[Stored data]

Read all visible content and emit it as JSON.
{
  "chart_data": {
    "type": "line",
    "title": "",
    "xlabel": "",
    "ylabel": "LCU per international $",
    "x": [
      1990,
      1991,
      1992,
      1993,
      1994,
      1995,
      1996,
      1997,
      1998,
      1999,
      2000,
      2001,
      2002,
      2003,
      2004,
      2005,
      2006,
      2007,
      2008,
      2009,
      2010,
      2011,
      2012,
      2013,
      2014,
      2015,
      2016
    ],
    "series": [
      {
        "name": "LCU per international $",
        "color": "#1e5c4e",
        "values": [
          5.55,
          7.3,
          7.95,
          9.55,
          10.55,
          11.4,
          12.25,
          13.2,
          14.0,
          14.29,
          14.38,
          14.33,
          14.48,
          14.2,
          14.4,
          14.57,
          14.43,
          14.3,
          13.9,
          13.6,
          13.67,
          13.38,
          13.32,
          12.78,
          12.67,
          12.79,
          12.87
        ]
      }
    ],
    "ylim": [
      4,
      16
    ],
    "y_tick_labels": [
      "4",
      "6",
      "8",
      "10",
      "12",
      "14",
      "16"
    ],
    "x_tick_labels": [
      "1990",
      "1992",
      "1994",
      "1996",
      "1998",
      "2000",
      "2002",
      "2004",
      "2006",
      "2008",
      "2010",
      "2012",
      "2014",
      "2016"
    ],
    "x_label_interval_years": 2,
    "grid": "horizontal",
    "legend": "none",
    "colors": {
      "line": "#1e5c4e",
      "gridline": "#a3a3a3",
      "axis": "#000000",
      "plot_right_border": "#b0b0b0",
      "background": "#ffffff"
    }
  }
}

Exercise brief: From the listing above, copy all lines holding the word "international".

Correct response:
    "ylabel": "LCU per international $",
        "name": "LCU per international $",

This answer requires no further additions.